Information provided:

···

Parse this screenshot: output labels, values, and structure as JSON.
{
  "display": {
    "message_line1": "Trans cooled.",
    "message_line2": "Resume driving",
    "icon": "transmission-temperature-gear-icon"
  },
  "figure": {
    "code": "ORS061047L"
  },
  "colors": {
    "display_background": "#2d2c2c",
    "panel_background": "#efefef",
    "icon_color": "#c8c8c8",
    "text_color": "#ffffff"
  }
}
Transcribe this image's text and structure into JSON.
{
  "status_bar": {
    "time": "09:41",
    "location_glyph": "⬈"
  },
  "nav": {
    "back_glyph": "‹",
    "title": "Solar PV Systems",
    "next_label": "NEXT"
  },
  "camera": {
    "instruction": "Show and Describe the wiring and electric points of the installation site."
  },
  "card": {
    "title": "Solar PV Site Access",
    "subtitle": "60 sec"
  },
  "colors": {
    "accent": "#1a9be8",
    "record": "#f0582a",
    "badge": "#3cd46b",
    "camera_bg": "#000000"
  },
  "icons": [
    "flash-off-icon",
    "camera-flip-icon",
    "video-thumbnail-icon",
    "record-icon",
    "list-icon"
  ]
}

···

Instructions to follow:
Using the records above, gather all lines where the string "structure" is present.

Expected answer:
Parse this screenshot: output labels, values, and structure as JSON.
Transcribe this image's text and structure into JSON.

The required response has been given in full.